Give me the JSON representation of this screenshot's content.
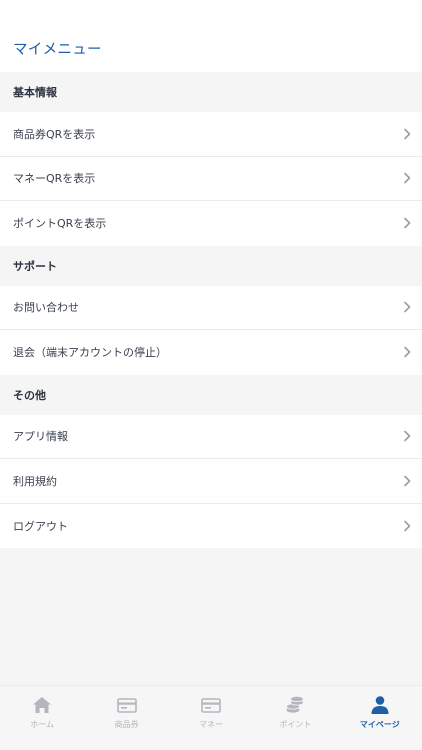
{
  "header": {
    "title": "マイメニュー"
  },
  "sections": [
    {
      "title": "基本情報",
      "items": [
        {
          "label": "商品券QRを表示"
        },
        {
          "label": "マネーQRを表示"
        },
        {
          "label": "ポイントQRを表示"
        }
      ]
    },
    {
      "title": "サポート",
      "items": [
        {
          "label": "お問い合わせ"
        },
        {
          "label": "退会（端末アカウントの停止）"
        }
      ]
    },
    {
      "title": "その他",
      "items": [
        {
          "label": "アプリ情報"
        },
        {
          "label": "利用規約"
        },
        {
          "label": "ログアウト"
        }
      ]
    }
  ],
  "tabbar": {
    "tabs": [
      {
        "label": "ホーム",
        "icon": "home-icon"
      },
      {
        "label": "商品券",
        "icon": "voucher-card-icon"
      },
      {
        "label": "マネー",
        "icon": "money-card-icon"
      },
      {
        "label": "ポイント",
        "icon": "coins-icon"
      },
      {
        "label": "マイページ",
        "icon": "user-icon",
        "active": true
      }
    ],
    "active_color": "#1f5fa6",
    "inactive_color": "#b3b6bd"
  },
  "colors": {
    "accent": "#1f5fa6",
    "background": "#f5f5f6"
  }
}
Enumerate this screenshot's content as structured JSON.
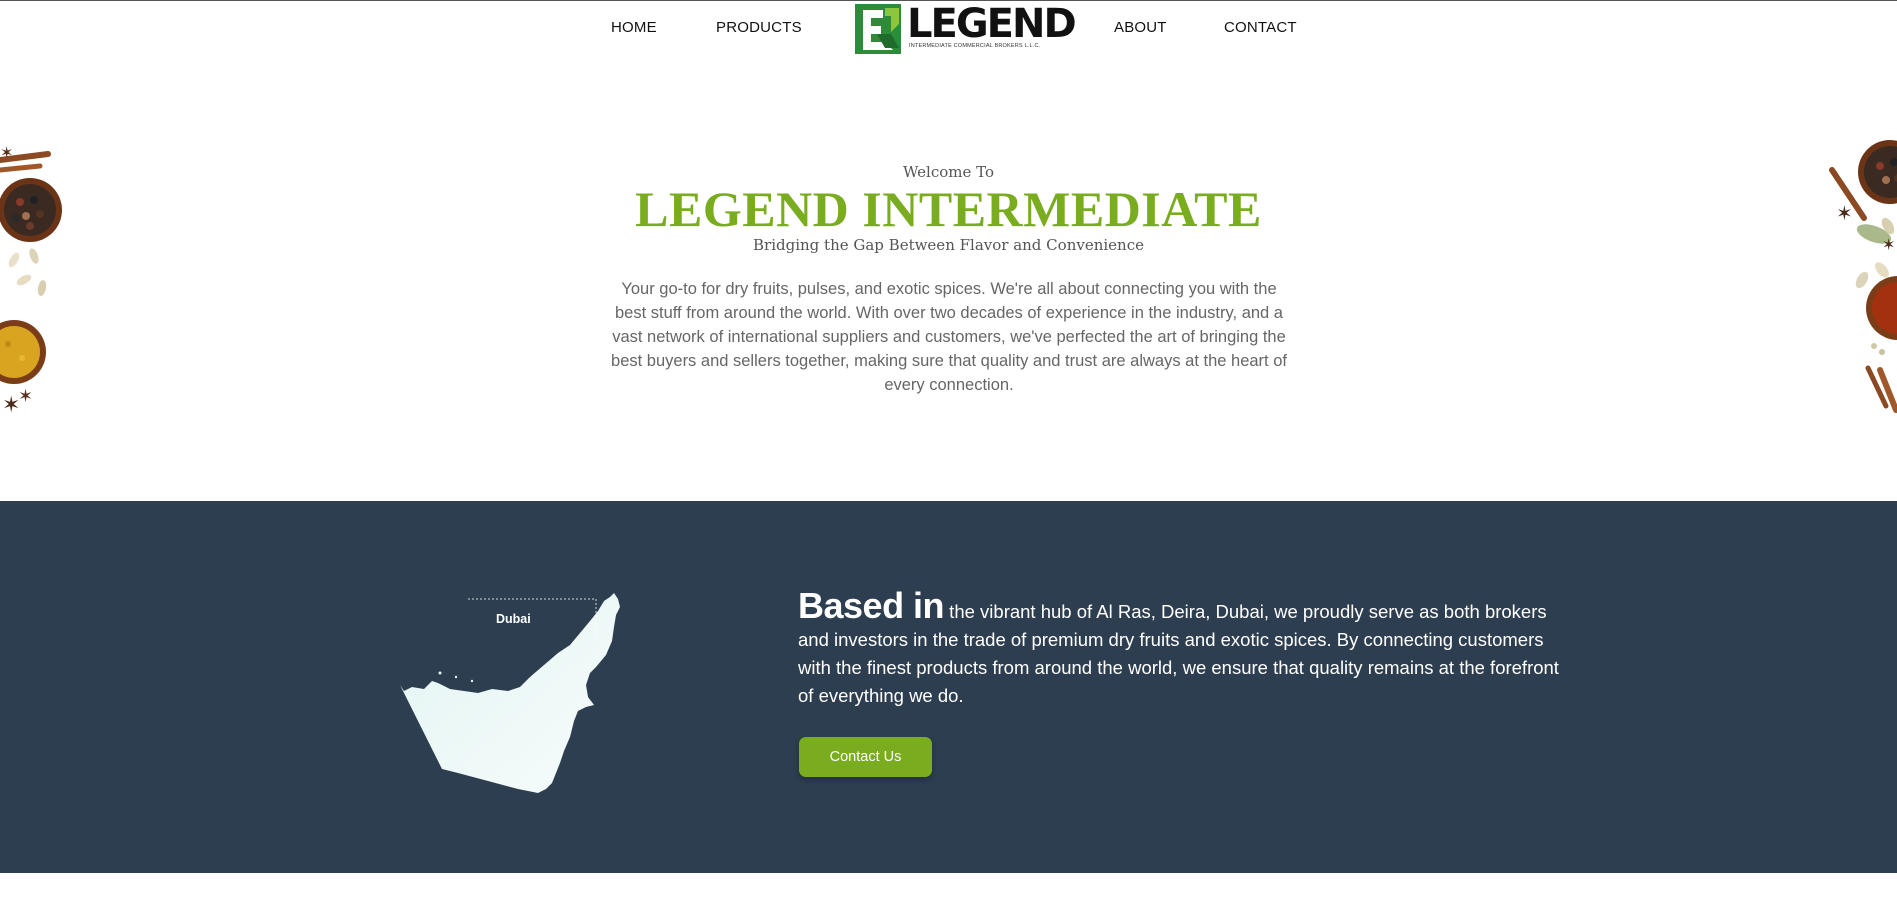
{
  "nav": {
    "home": "HOME",
    "products": "PRODUCTS",
    "about": "ABOUT",
    "contact": "CONTACT"
  },
  "logo": {
    "word": "LEGEND",
    "subtitle": "INTERMEDIATE COMMERCIAL BROKERS L.L.C."
  },
  "hero": {
    "pre_title": "Welcome To",
    "title": "LEGEND INTERMEDIATE",
    "tagline": "Bridging the Gap Between Flavor and Convenience",
    "body": "Your go-to for dry fruits, pulses, and exotic spices. We're all about connecting you with the best stuff from around the world. With over two decades of experience in the industry, and a vast network of international suppliers and customers, we've perfected the art of bringing the best buyers and sellers together, making sure that quality and trust are always at the heart of every connection."
  },
  "about_section": {
    "map_label": "Dubai",
    "lead": "Based in",
    "body": " the vibrant hub of Al Ras, Deira, Dubai, we proudly serve as both brokers and investors in the trade of premium dry fruits and exotic spices. By connecting customers with the finest products from around the world, we ensure that quality remains at the forefront of everything we do.",
    "button": "Contact Us"
  },
  "colors": {
    "accent_green": "#79ad1f",
    "dark_section": "#2d3e50",
    "logo_green": "#2e8b3a"
  }
}
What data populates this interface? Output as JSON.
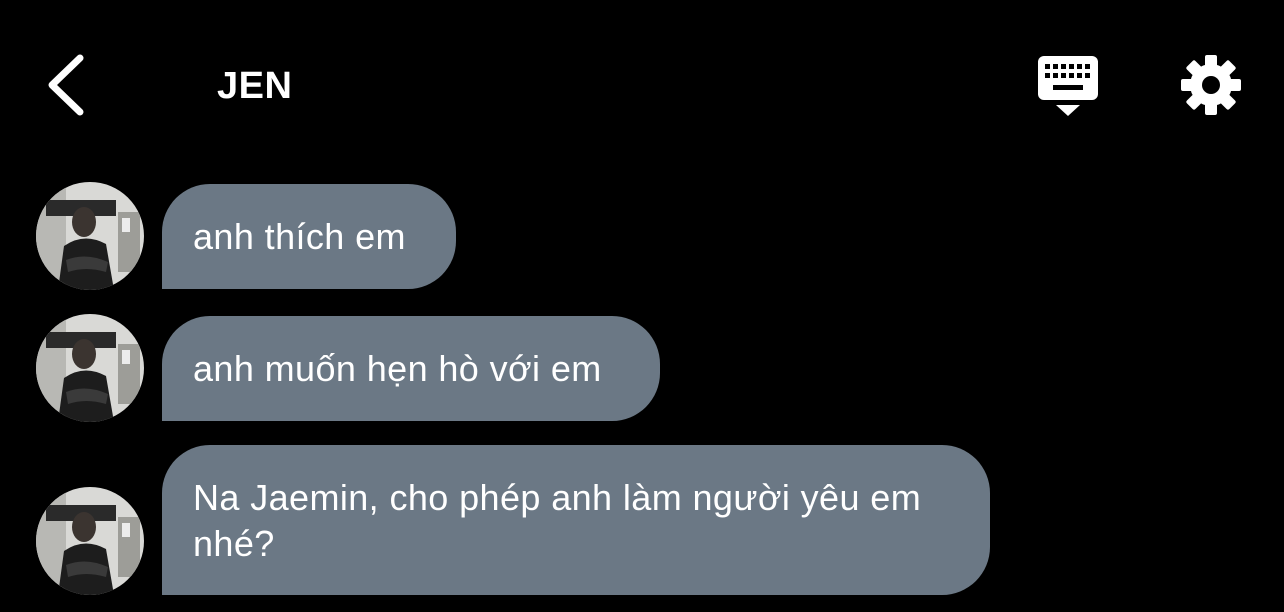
{
  "header": {
    "title": "JEN",
    "back_icon": "chevron-left-icon",
    "keyboard_icon": "keyboard-icon",
    "settings_icon": "gear-icon"
  },
  "colors": {
    "background": "#000000",
    "bubble": "#6b7885",
    "text": "#ffffff"
  },
  "messages": [
    {
      "text": "anh thích em"
    },
    {
      "text": "anh muốn hẹn hò với em"
    },
    {
      "text": "Na Jaemin, cho phép anh làm người yêu em nhé?"
    }
  ]
}
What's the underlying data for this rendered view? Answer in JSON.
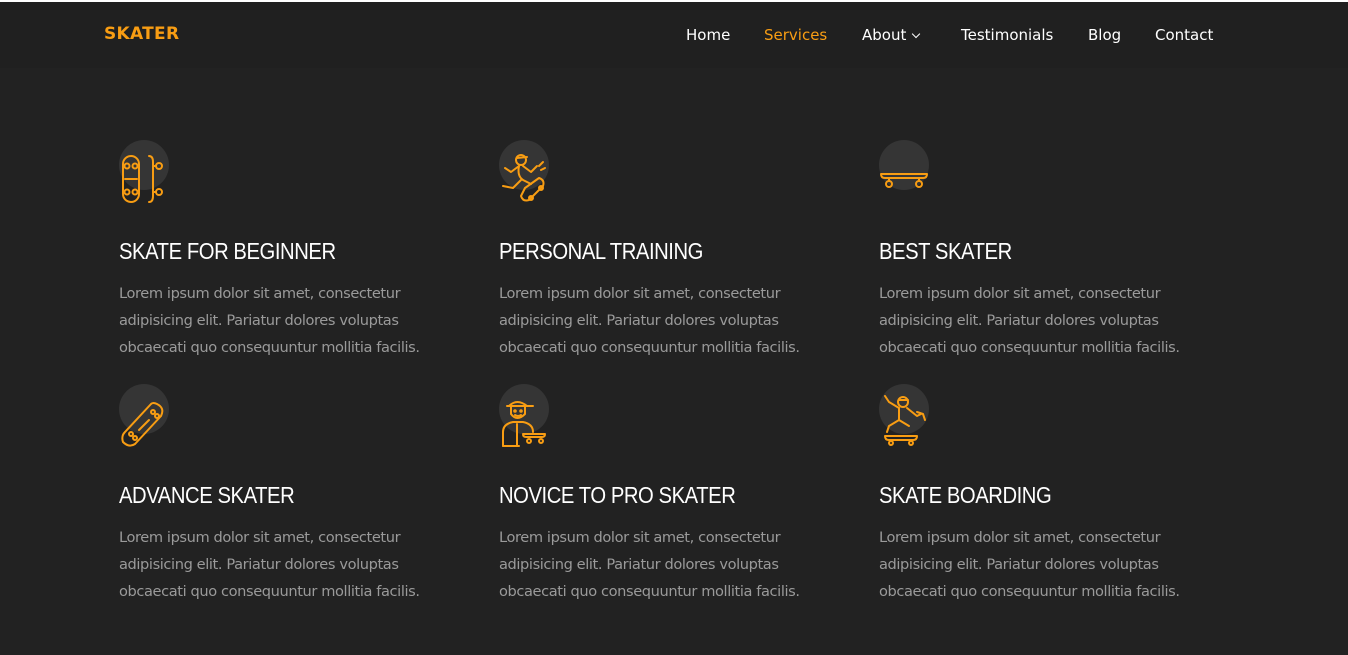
{
  "brand": "SKATER",
  "nav": [
    {
      "label": "Home",
      "active": false
    },
    {
      "label": "Services",
      "active": true
    },
    {
      "label": "About",
      "active": false,
      "dropdown": true
    },
    {
      "label": "Testimonials",
      "active": false
    },
    {
      "label": "Blog",
      "active": false
    },
    {
      "label": "Contact",
      "active": false
    }
  ],
  "accent_color": "#f89d13",
  "services": [
    {
      "icon": "skateboard-top-and-side-icon",
      "title": "SKATE FOR BEGINNER",
      "text": "Lorem ipsum dolor sit amet, consectetur adipisicing elit. Pariatur dolores voluptas obcaecati quo consequuntur mollitia facilis."
    },
    {
      "icon": "skater-jumping-icon",
      "title": "PERSONAL TRAINING",
      "text": "Lorem ipsum dolor sit amet, consectetur adipisicing elit. Pariatur dolores voluptas obcaecati quo consequuntur mollitia facilis."
    },
    {
      "icon": "skateboard-side-icon",
      "title": "BEST SKATER",
      "text": "Lorem ipsum dolor sit amet, consectetur adipisicing elit. Pariatur dolores voluptas obcaecati quo consequuntur mollitia facilis."
    },
    {
      "icon": "skateboard-diagonal-icon",
      "title": "ADVANCE SKATER",
      "text": "Lorem ipsum dolor sit amet, consectetur adipisicing elit. Pariatur dolores voluptas obcaecati quo consequuntur mollitia facilis."
    },
    {
      "icon": "skater-with-cap-icon",
      "title": "NOVICE TO PRO SKATER",
      "text": "Lorem ipsum dolor sit amet, consectetur adipisicing elit. Pariatur dolores voluptas obcaecati quo consequuntur mollitia facilis."
    },
    {
      "icon": "skater-trick-icon",
      "title": "SKATE BOARDING",
      "text": "Lorem ipsum dolor sit amet, consectetur adipisicing elit. Pariatur dolores voluptas obcaecati quo consequuntur mollitia facilis."
    }
  ]
}
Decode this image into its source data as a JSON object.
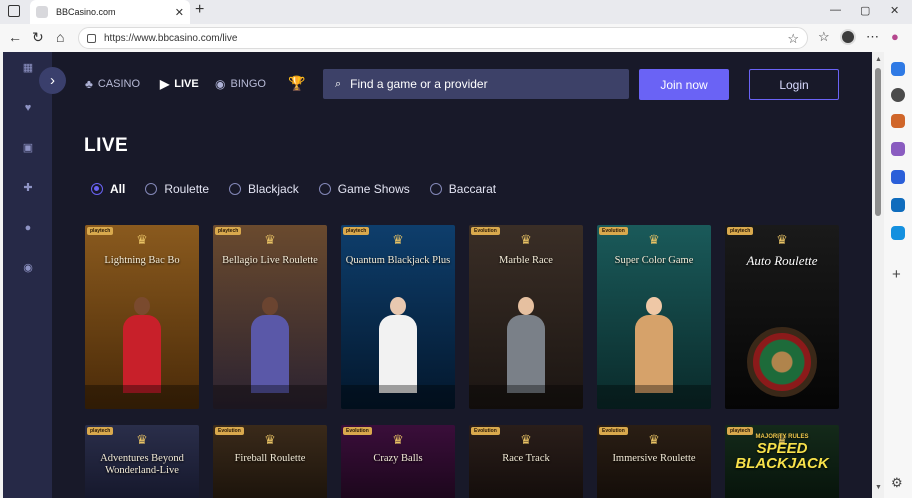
{
  "browser": {
    "tab_title": "BBCasino.com",
    "tab_close": "✕",
    "new_tab": "+",
    "url": "https://www.bbcasino.com/live",
    "window_controls": [
      "—",
      "▢",
      "✕"
    ]
  },
  "site": {
    "nav": [
      {
        "label": "CASINO",
        "icon": "casino-icon",
        "glyph": "♣",
        "active": false
      },
      {
        "label": "LIVE",
        "icon": "live-icon",
        "glyph": "▶",
        "active": true
      },
      {
        "label": "BINGO",
        "icon": "bingo-icon",
        "glyph": "◉",
        "active": false
      }
    ],
    "trophy_glyph": "🏆",
    "search_placeholder": "Find a game or a provider",
    "join_label": "Join now",
    "login_label": "Login",
    "expand_glyph": "›"
  },
  "page": {
    "title": "LIVE",
    "filters": [
      {
        "label": "All",
        "selected": true
      },
      {
        "label": "Roulette",
        "selected": false
      },
      {
        "label": "Blackjack",
        "selected": false
      },
      {
        "label": "Game Shows",
        "selected": false
      },
      {
        "label": "Baccarat",
        "selected": false
      }
    ]
  },
  "games": [
    {
      "title": "Lightning Bac Bo",
      "brand": "playtech",
      "bg": "#8a5a1e",
      "bg2": "#4a2a08",
      "fig": "#c8202a",
      "skin": "#7a4a2e",
      "kind": "dealer"
    },
    {
      "title": "Bellagio Live Roulette",
      "brand": "playtech",
      "bg": "#6a4a2e",
      "bg2": "#2b2230",
      "fig": "#5a58a8",
      "skin": "#6b4430",
      "kind": "dealer"
    },
    {
      "title": "Quantum Blackjack Plus",
      "brand": "playtech",
      "bg": "#0e3e6c",
      "bg2": "#03172c",
      "fig": "#f2f2f2",
      "skin": "#e8c8b0",
      "kind": "dealer"
    },
    {
      "title": "Marble Race",
      "brand": "Evolution",
      "bg": "#3a2e26",
      "bg2": "#1b1512",
      "fig": "#7a8088",
      "skin": "#e6c0a0",
      "kind": "dealer"
    },
    {
      "title": "Super Color Game",
      "brand": "Evolution",
      "bg": "#1a5a5a",
      "bg2": "#0a2a2a",
      "fig": "#d6a26a",
      "skin": "#efc8a6",
      "kind": "dealer"
    },
    {
      "title": "Auto Roulette",
      "brand": "playtech",
      "bg": "#1a1a1a",
      "bg2": "#050505",
      "fig": "#1d6b3a",
      "skin": "#b0844c",
      "kind": "wheel"
    },
    {
      "title": "Adventures Beyond Wonderland-Live",
      "brand": "playtech",
      "bg": "#2a2e4a",
      "bg2": "#14162a",
      "fig": "#333",
      "skin": "#333",
      "kind": "none"
    },
    {
      "title": "Fireball Roulette",
      "brand": "Evolution",
      "bg": "#3a2a1a",
      "bg2": "#1a120a",
      "fig": "#333",
      "skin": "#333",
      "kind": "none"
    },
    {
      "title": "Crazy Balls",
      "brand": "Evolution",
      "bg": "#3a0e3a",
      "bg2": "#1a061a",
      "fig": "#333",
      "skin": "#333",
      "kind": "none"
    },
    {
      "title": "Race Track",
      "brand": "Evolution",
      "bg": "#2a1e1a",
      "bg2": "#120c0a",
      "fig": "#333",
      "skin": "#333",
      "kind": "none"
    },
    {
      "title": "Immersive Roulette",
      "brand": "Evolution",
      "bg": "#2a1e14",
      "bg2": "#120c08",
      "fig": "#333",
      "skin": "#333",
      "kind": "none"
    },
    {
      "title": "SPEED BLACKJACK",
      "subtitle": "MAJORITY RULES",
      "brand": "playtech",
      "bg": "#142a1a",
      "bg2": "#06120a",
      "fig": "#333",
      "skin": "#333",
      "kind": "speed"
    }
  ],
  "colors": {
    "accent": "#6a63f5",
    "page_bg": "#181929",
    "sidebar_bg": "#262947",
    "search_bg": "#3d4168"
  }
}
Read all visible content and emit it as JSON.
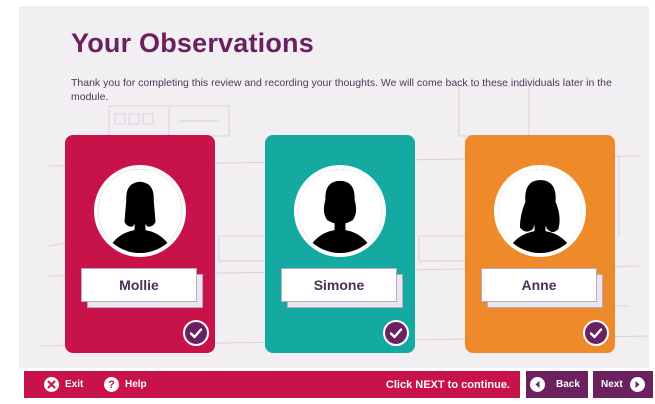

——

Return solely the number of lines in the data that include the word "LEGEND".

### Correct answer
2